• **Exercise**
Review the material line by line. Identify and copy every line that contains the string "name".
------------
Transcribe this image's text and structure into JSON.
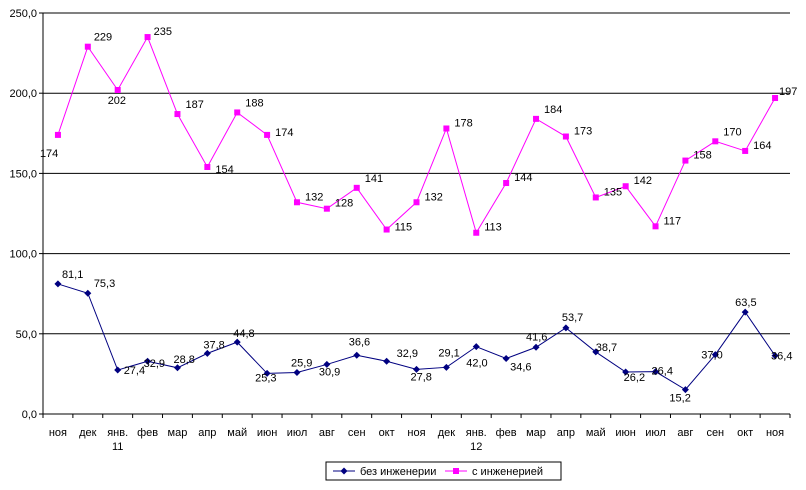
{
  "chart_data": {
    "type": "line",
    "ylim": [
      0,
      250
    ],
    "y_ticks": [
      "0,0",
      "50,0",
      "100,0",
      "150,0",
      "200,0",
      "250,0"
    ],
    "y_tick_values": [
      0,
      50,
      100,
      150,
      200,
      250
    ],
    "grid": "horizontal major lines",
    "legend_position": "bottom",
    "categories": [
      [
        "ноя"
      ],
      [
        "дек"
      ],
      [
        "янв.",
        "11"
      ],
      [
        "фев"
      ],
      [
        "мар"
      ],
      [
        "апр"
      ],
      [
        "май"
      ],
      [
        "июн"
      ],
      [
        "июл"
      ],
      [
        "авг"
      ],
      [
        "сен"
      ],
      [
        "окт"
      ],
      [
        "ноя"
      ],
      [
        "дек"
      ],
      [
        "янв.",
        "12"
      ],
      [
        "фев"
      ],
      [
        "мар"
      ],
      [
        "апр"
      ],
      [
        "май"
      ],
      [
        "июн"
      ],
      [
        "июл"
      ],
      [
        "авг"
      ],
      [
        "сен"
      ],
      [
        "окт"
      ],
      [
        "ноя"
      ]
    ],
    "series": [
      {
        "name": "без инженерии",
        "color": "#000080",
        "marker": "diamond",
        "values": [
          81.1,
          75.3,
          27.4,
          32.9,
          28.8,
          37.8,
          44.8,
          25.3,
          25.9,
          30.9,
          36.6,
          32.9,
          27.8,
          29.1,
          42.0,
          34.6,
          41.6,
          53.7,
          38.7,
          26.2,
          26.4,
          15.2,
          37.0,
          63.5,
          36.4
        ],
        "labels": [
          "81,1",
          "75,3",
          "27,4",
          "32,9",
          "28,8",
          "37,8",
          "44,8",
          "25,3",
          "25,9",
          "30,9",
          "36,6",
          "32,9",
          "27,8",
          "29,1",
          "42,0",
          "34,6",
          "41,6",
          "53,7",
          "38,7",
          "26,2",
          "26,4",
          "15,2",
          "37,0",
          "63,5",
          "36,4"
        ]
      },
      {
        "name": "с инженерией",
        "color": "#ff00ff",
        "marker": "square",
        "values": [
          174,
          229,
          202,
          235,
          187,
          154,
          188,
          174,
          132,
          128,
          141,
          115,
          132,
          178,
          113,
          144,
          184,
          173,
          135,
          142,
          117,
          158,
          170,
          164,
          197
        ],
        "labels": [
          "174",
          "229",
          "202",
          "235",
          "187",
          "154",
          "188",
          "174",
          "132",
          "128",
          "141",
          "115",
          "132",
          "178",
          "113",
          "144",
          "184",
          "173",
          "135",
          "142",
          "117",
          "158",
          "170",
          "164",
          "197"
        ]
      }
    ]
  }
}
------------
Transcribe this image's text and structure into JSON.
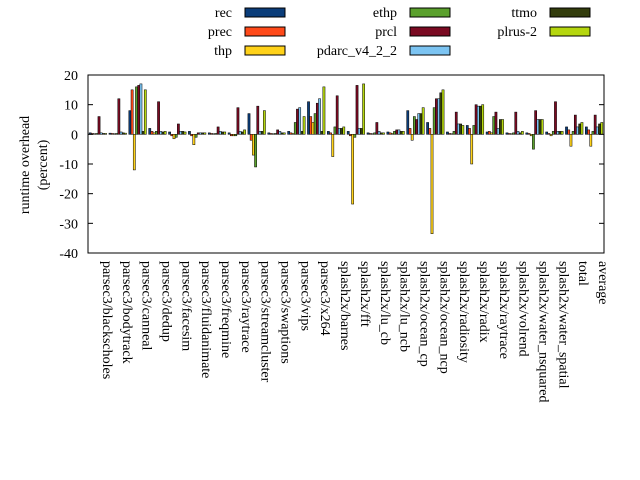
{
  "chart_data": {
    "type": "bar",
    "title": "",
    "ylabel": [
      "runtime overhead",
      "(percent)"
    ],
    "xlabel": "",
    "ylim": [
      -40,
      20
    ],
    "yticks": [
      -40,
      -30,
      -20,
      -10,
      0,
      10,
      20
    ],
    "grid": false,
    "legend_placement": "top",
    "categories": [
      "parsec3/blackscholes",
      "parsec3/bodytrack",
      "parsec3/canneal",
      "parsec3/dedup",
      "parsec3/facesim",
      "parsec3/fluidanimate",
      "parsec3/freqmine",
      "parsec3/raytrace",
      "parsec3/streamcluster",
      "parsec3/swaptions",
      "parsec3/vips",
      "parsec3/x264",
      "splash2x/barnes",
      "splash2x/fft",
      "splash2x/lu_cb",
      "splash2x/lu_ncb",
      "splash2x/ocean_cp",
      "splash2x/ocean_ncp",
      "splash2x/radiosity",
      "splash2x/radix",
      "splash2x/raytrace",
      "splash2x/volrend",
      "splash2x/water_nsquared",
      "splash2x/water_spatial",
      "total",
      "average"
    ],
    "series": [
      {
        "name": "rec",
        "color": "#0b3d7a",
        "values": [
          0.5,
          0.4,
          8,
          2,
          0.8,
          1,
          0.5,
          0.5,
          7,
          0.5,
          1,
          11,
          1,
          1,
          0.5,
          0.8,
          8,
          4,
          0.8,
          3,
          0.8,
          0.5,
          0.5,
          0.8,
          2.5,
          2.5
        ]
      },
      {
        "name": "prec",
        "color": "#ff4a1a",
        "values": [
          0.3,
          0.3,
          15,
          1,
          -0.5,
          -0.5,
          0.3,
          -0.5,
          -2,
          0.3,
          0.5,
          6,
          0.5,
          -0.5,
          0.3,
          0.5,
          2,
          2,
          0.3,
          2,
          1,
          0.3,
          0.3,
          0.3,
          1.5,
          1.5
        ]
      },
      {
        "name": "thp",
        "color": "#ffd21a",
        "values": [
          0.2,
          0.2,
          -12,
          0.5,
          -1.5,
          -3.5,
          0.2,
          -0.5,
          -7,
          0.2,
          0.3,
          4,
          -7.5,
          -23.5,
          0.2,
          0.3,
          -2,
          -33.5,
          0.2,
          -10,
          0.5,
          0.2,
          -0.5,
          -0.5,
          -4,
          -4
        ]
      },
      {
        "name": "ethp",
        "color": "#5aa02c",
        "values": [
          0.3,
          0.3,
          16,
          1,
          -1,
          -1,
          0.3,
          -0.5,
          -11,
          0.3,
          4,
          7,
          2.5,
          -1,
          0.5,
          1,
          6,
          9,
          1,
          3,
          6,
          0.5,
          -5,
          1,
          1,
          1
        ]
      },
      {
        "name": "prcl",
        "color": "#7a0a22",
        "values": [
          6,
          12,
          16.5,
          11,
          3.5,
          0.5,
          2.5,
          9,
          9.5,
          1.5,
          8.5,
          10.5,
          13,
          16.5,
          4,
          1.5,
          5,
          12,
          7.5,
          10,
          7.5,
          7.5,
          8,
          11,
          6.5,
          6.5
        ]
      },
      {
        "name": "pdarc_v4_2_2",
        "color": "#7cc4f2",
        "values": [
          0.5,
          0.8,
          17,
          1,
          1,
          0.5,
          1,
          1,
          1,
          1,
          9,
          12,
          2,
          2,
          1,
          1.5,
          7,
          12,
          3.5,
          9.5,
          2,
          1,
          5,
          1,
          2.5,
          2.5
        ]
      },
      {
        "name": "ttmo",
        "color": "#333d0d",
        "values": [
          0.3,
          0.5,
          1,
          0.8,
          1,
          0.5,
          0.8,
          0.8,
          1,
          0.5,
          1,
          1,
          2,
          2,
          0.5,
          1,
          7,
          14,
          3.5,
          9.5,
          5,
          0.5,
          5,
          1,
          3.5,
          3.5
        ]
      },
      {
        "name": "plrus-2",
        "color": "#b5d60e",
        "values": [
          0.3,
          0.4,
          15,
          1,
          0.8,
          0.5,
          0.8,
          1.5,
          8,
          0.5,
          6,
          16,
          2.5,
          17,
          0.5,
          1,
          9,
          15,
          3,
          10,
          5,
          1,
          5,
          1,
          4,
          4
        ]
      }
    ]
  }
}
------------
• **Written response**
        "name": "без инженерии",
        "name": "с инженерией",
        "name": "rec",
        "name": "prec",
        "name": "thp",
        "name": "ethp",
        "name": "prcl",
        "name": "pdarc_v4_2_2",
        "name": "ttmo",
        "name": "plrus-2",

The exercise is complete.